ENTRIES SHOWN
* * * * * * *
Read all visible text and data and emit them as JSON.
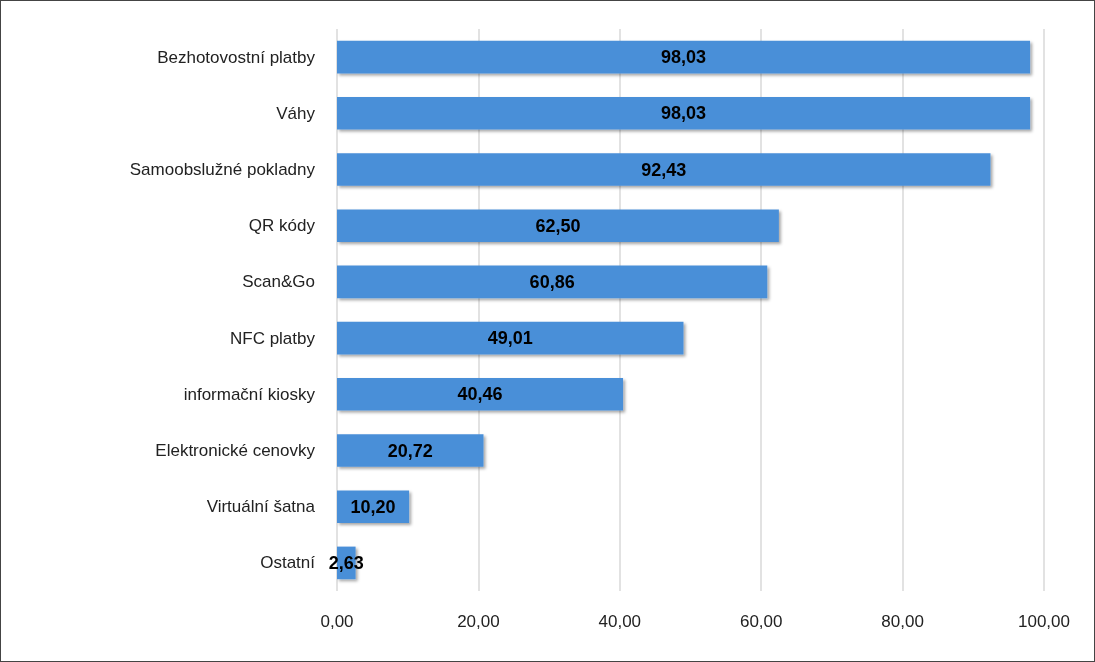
{
  "chart_data": {
    "type": "bar",
    "orientation": "horizontal",
    "categories": [
      "Bezhotovostní platby",
      "Váhy",
      "Samoobslužné pokladny",
      "QR kódy",
      "Scan&Go",
      "NFC platby",
      "informační kiosky",
      "Elektronické cenovky",
      "Virtuální šatna",
      "Ostatní"
    ],
    "values": [
      98.03,
      98.03,
      92.43,
      62.5,
      60.86,
      49.01,
      40.46,
      20.72,
      10.2,
      2.63
    ],
    "value_labels": [
      "98,03",
      "98,03",
      "92,43",
      "62,50",
      "60,86",
      "49,01",
      "40,46",
      "20,72",
      "10,20",
      "2,63"
    ],
    "color": "#4a8fd8",
    "xlim": [
      0,
      100
    ],
    "xticks": [
      {
        "value": 0,
        "label": "0,00"
      },
      {
        "value": 20,
        "label": "20,00"
      },
      {
        "value": 40,
        "label": "40,00"
      },
      {
        "value": 60,
        "label": "60,00"
      },
      {
        "value": 80,
        "label": "80,00"
      },
      {
        "value": 100,
        "label": "100,00"
      }
    ],
    "grid": "x"
  }
}
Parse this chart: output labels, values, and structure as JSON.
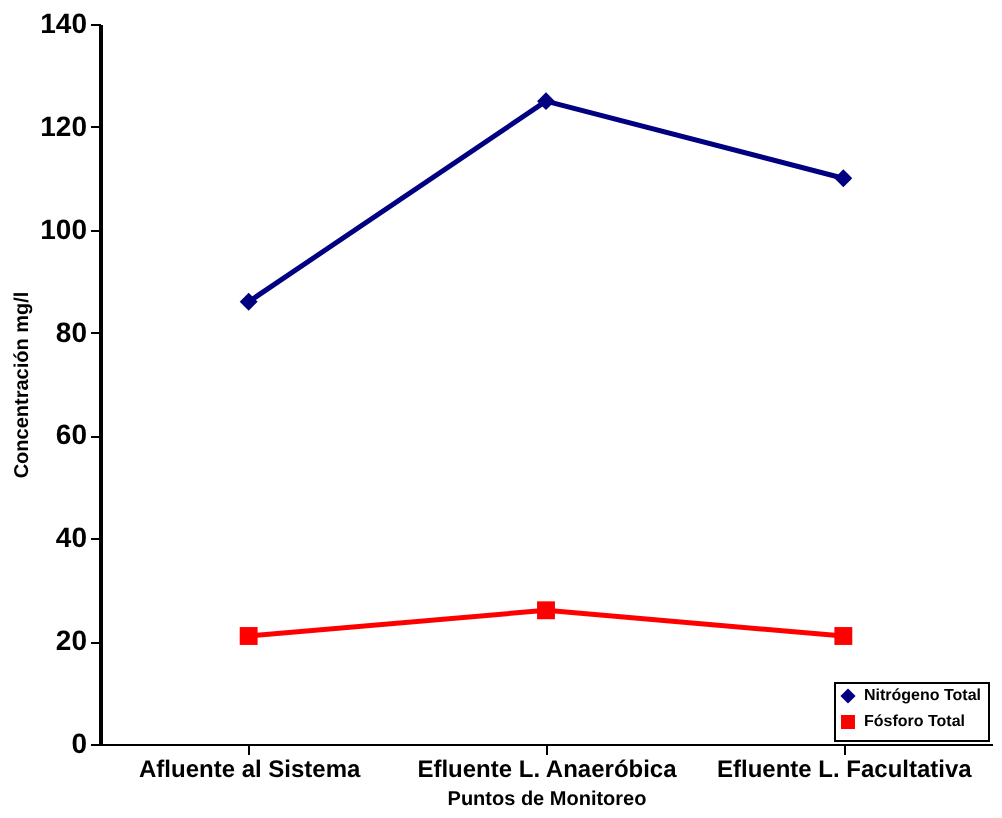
{
  "chart_data": {
    "type": "line",
    "xlabel": "Puntos de Monitoreo",
    "ylabel": "Concentración mg/l",
    "categories": [
      "Afluente al Sistema",
      "Efluente L. Anaeróbica",
      "Efluente L. Facultativa"
    ],
    "series": [
      {
        "name": "Nitrógeno Total",
        "color": "#000080",
        "marker": "diamond",
        "values": [
          86,
          125,
          110
        ]
      },
      {
        "name": "Fósforo Total",
        "color": "#ff0000",
        "marker": "square",
        "values": [
          21,
          26,
          21
        ]
      }
    ],
    "ylim": [
      0,
      140
    ],
    "yticks": [
      0,
      20,
      40,
      60,
      80,
      100,
      120,
      140
    ],
    "grid": false,
    "legend": "bottom right",
    "line_style": "solid"
  }
}
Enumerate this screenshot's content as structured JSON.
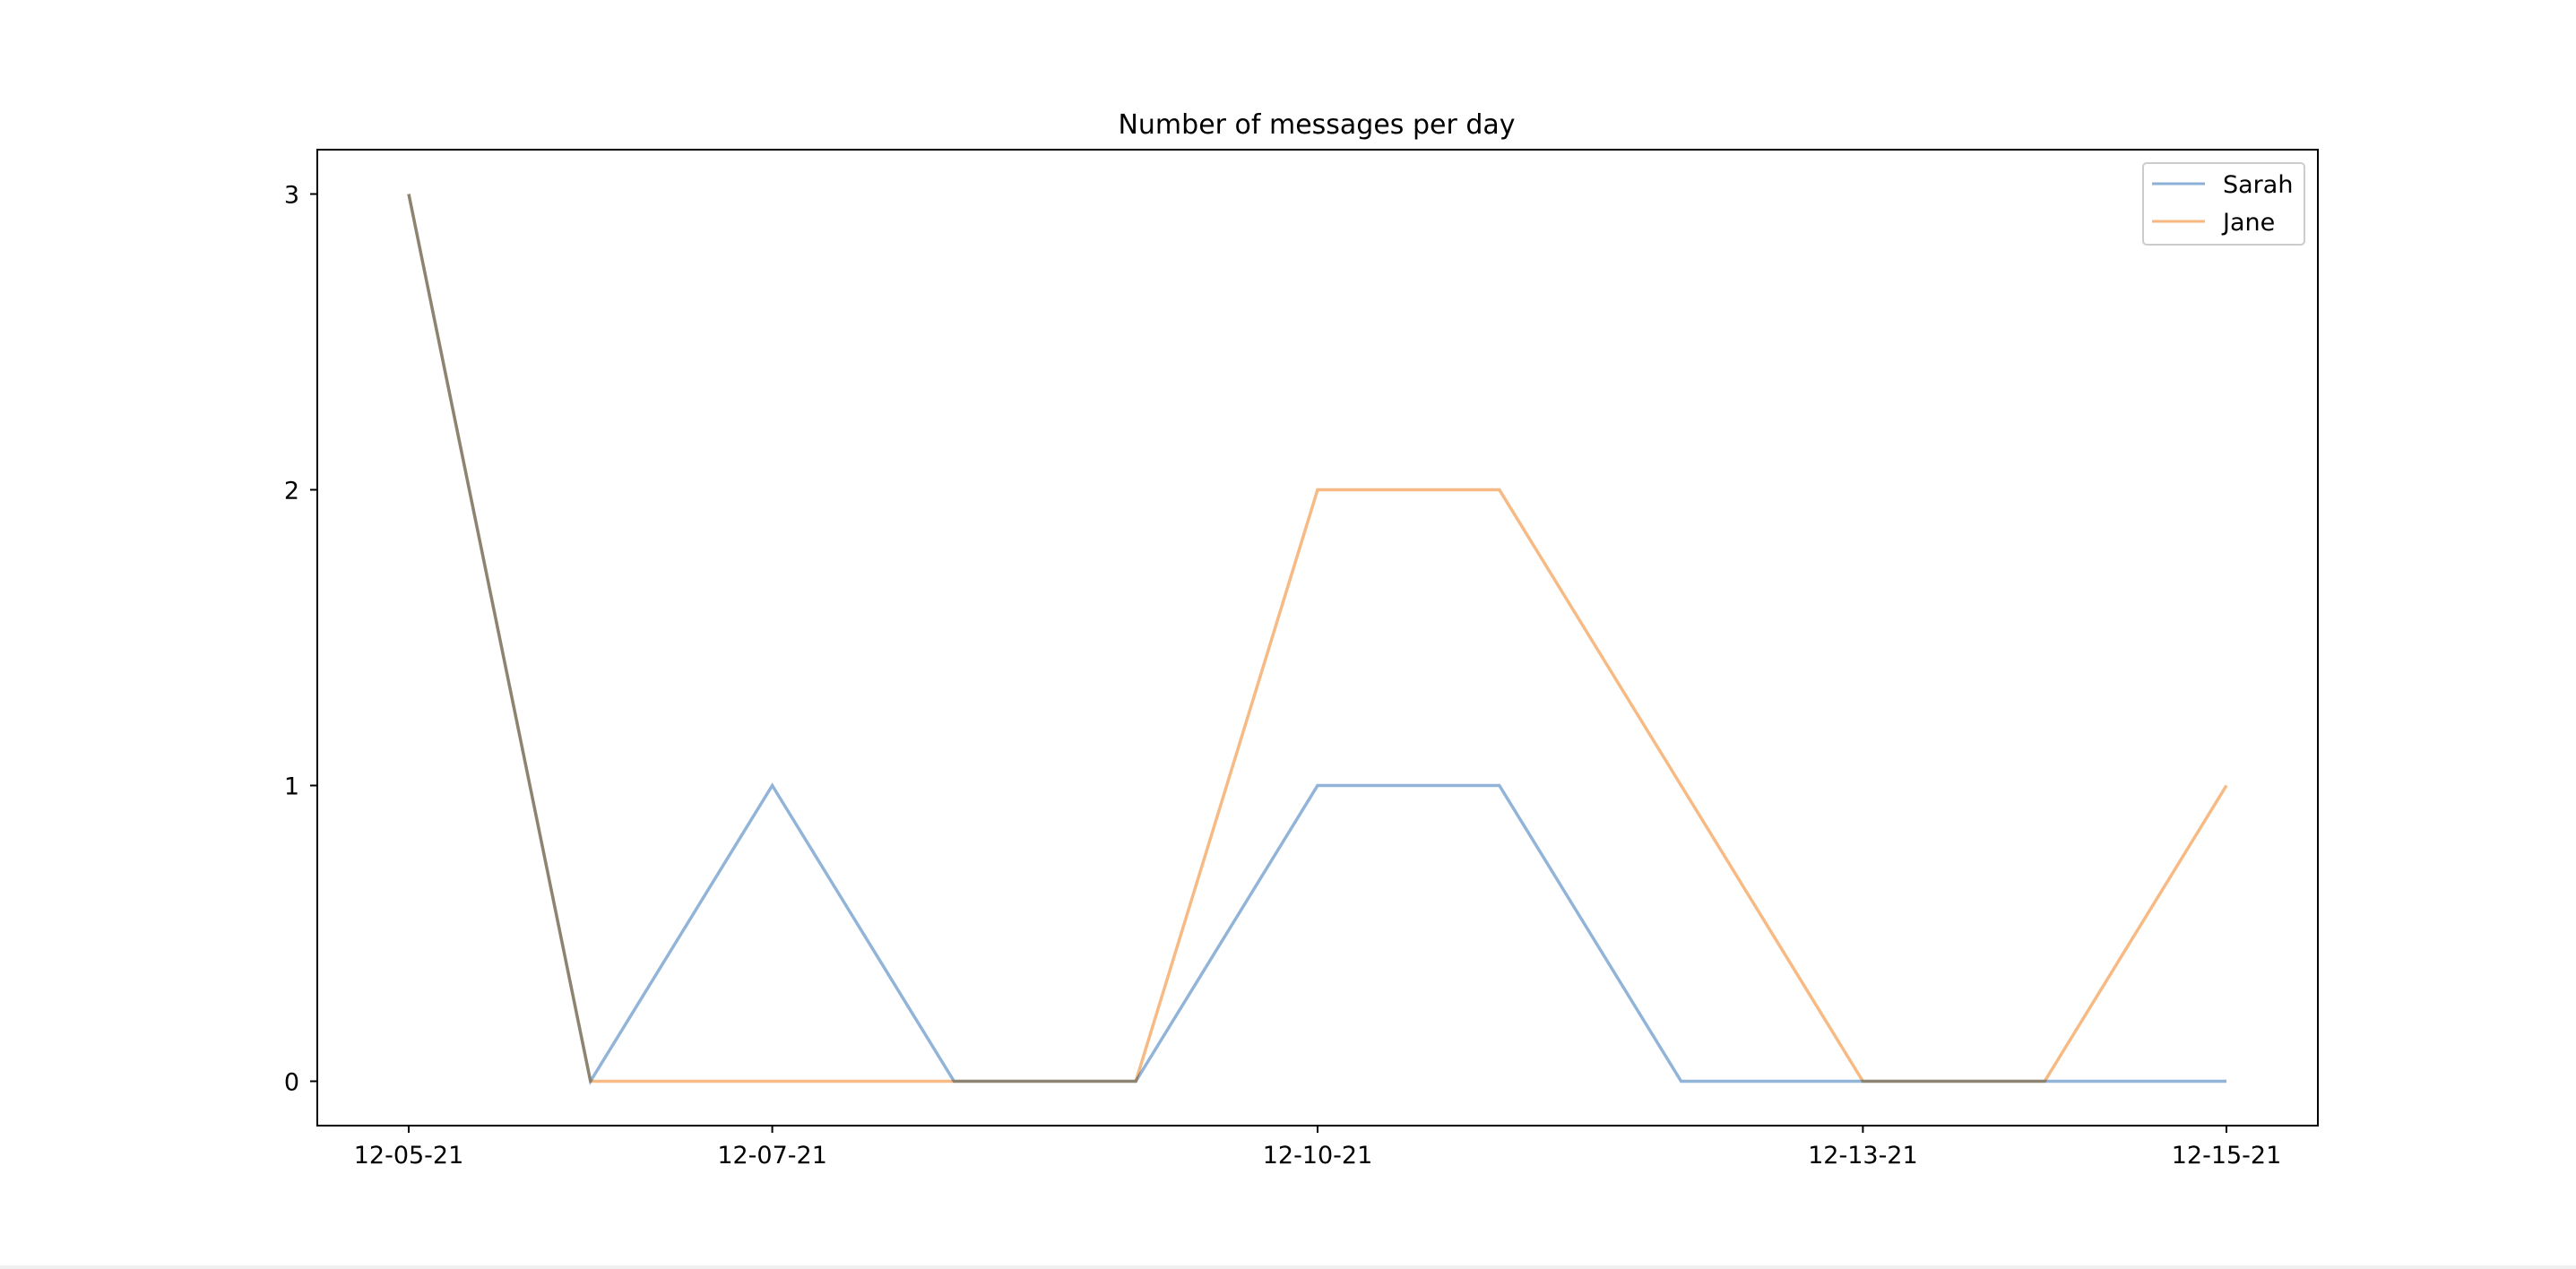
{
  "chart_data": {
    "type": "line",
    "title": "Number of messages per day",
    "xlabel": "",
    "ylabel": "",
    "x": [
      "12-05-21",
      "12-06-21",
      "12-07-21",
      "12-08-21",
      "12-09-21",
      "12-10-21",
      "12-11-21",
      "12-12-21",
      "12-13-21",
      "12-14-21",
      "12-15-21"
    ],
    "x_tick_labels": [
      "12-05-21",
      "12-07-21",
      "12-10-21",
      "12-13-21",
      "12-15-21"
    ],
    "y_ticks": [
      0,
      1,
      2,
      3
    ],
    "ylim": [
      -0.15,
      3.15
    ],
    "series": [
      {
        "name": "Sarah",
        "color": "#8cb0d6",
        "values": [
          3,
          0,
          1,
          0,
          0,
          1,
          1,
          0,
          0,
          0,
          0
        ]
      },
      {
        "name": "Jane",
        "color": "#f7b77e",
        "values": [
          3,
          0,
          0,
          0,
          0,
          2,
          2,
          1,
          0,
          0,
          1
        ]
      }
    ],
    "grid": false,
    "legend": "top-right"
  }
}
* * * * * * *
WHAT THIS TASK INVOLVES
Transcribe all of the material exactly, leaving out whatever pictures it contains.

RESULT OF THE TASK
Read all visible text and data and emit them as JSON.
{
  "chart_data": {
    "type": "bar",
    "orientation": "horizontal",
    "categories": [
      "Bezhotovostní platby",
      "Váhy",
      "Samoobslužné pokladny",
      "QR kódy",
      "Scan&Go",
      "NFC platby",
      "informační kiosky",
      "Elektronické cenovky",
      "Virtuální šatna",
      "Ostatní"
    ],
    "values": [
      98.03,
      98.03,
      92.43,
      62.5,
      60.86,
      49.01,
      40.46,
      20.72,
      10.2,
      2.63
    ],
    "value_labels": [
      "98,03",
      "98,03",
      "92,43",
      "62,50",
      "60,86",
      "49,01",
      "40,46",
      "20,72",
      "10,20",
      "2,63"
    ],
    "color": "#4a8fd8",
    "xlim": [
      0,
      100
    ],
    "xticks": [
      {
        "value": 0,
        "label": "0,00"
      },
      {
        "value": 20,
        "label": "20,00"
      },
      {
        "value": 40,
        "label": "40,00"
      },
      {
        "value": 60,
        "label": "60,00"
      },
      {
        "value": 80,
        "label": "80,00"
      },
      {
        "value": 100,
        "label": "100,00"
      }
    ],
    "grid": "x"
  }
}
Parse this chart: output labels, values, and structure as JSON.
{
  "chart_data": {
    "type": "line",
    "xlabel": "Puntos de Monitoreo",
    "ylabel": "Concentración mg/l",
    "categories": [
      "Afluente al Sistema",
      "Efluente L. Anaeróbica",
      "Efluente L. Facultativa"
    ],
    "series": [
      {
        "name": "Nitrógeno Total",
        "color": "#000080",
        "marker": "diamond",
        "values": [
          86,
          125,
          110
        ]
      },
      {
        "name": "Fósforo Total",
        "color": "#ff0000",
        "marker": "square",
        "values": [
          21,
          26,
          21
        ]
      }
    ],
    "ylim": [
      0,
      140
    ],
    "yticks": [
      0,
      20,
      40,
      60,
      80,
      100,
      120,
      140
    ],
    "grid": false,
    "legend": "bottom right",
    "line_style": "solid"
  }
}
Enumerate this screenshot's content as structured JSON.
{
  "chart_data": {
    "type": "line",
    "title": "Number of messages per day",
    "xlabel": "",
    "ylabel": "",
    "x": [
      "12-05-21",
      "12-06-21",
      "12-07-21",
      "12-08-21",
      "12-09-21",
      "12-10-21",
      "12-11-21",
      "12-12-21",
      "12-13-21",
      "12-14-21",
      "12-15-21"
    ],
    "x_tick_labels": [
      "12-05-21",
      "12-07-21",
      "12-10-21",
      "12-13-21",
      "12-15-21"
    ],
    "y_ticks": [
      0,
      1,
      2,
      3
    ],
    "ylim": [
      -0.15,
      3.15
    ],
    "series": [
      {
        "name": "Sarah",
        "color": "#8cb0d6",
        "values": [
          3,
          0,
          1,
          0,
          0,
          1,
          1,
          0,
          0,
          0,
          0
        ]
      },
      {
        "name": "Jane",
        "color": "#f7b77e",
        "values": [
          3,
          0,
          0,
          0,
          0,
          2,
          2,
          1,
          0,
          0,
          1
        ]
      }
    ],
    "grid": false,
    "legend": "top-right"
  }
}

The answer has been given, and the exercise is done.